-- start of Records supplied --

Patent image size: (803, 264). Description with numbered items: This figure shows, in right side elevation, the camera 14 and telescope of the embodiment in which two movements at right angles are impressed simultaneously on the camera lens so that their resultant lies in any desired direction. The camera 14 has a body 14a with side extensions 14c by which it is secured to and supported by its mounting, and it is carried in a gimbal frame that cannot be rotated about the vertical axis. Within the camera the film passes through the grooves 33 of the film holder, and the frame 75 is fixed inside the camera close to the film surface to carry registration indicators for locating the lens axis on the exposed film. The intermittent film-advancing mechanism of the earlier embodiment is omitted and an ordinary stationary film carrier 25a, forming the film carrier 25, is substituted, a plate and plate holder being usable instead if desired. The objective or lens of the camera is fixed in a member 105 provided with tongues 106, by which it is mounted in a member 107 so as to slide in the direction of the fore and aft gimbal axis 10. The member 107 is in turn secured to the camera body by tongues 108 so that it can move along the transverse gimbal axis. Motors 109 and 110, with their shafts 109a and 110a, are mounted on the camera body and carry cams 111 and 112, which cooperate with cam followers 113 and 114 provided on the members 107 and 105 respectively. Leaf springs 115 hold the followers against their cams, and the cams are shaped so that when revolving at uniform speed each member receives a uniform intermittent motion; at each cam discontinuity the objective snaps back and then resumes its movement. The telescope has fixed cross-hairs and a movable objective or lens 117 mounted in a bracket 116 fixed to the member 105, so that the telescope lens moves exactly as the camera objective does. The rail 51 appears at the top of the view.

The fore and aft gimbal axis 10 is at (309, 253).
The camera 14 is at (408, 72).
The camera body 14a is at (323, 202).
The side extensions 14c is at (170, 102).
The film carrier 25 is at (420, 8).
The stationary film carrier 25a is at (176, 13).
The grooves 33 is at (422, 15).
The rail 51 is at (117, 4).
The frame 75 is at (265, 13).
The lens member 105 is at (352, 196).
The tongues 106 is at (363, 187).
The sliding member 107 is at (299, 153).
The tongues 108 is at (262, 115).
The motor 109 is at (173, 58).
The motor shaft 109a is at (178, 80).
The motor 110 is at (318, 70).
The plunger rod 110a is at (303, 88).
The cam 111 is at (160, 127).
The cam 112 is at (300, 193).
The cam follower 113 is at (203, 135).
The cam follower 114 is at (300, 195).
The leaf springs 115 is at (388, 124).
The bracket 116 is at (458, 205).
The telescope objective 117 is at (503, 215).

-- end of Records supplied --

== Set exercise ==
Reproduce every one of the entries above word for word.

== Task answer ==
Patent image size: (803, 264). Description with numbered items: This figure shows, in right side elevation, the camera 14 and telescope of the embodiment in which two movements at right angles are impressed simultaneously on the camera lens so that their resultant lies in any desired direction. The camera 14 has a body 14a with side extensions 14c by which it is secured to and supported by its mounting, and it is carried in a gimbal frame that cannot be rotated about the vertical axis. Within the camera the film passes through the grooves 33 of the film holder, and the frame 75 is fixed inside the camera close to the film surface to carry registration indicators for locating the lens axis on the exposed film. The intermittent film-advancing mechanism of the earlier embodiment is omitted and an ordinary stationary film carrier 25a, forming the film carrier 25, is substituted, a plate and plate holder being usable instead if desired. The objective or lens of the camera is fixed in a member 105 provided with tongues 106, by which it is mounted in a member 107 so as to slide in the direction of the fore and aft gimbal axis 10. The member 107 is in turn secured to the camera body by tongues 108 so that it can move along the transverse gimbal axis. Motors 109 and 110, with their shafts 109a and 110a, are mounted on the camera body and carry cams 111 and 112, which cooperate with cam followers 113 and 114 provided on the members 107 and 105 respectively. Leaf springs 115 hold the followers against their cams, and the cams are shaped so that when revolving at uniform speed each member receives a uniform intermittent motion; at each cam discontinuity the objective snaps back and then resumes its movement. The telescope has fixed cross-hairs and a movable objective or lens 117 mounted in a bracket 116 fixed to the member 105, so that the telescope lens moves exactly as the camera objective does. The rail 51 appears at the top of the view.

The fore and aft gimbal axis 10 is at (309, 253).
The camera 14 is at (408, 72).
The camera body 14a is at (323, 202).
The side extensions 14c is at (170, 102).
The film carrier 25 is at (420, 8).
The stationary film carrier 25a is at (176, 13).
The grooves 33 is at (422, 15).
The rail 51 is at (117, 4).
The frame 75 is at (265, 13).
The lens member 105 is at (352, 196).
The tongues 106 is at (363, 187).
The sliding member 107 is at (299, 153).
The tongues 108 is at (262, 115).
The motor 109 is at (173, 58).
The motor shaft 109a is at (178, 80).
The motor 110 is at (318, 70).
The plunger rod 110a is at (303, 88).
The cam 111 is at (160, 127).
The cam 112 is at (300, 193).
The cam follower 113 is at (203, 135).
The cam follower 114 is at (300, 195).
The leaf springs 115 is at (388, 124).
The bracket 116 is at (458, 205).
The telescope objective 117 is at (503, 215).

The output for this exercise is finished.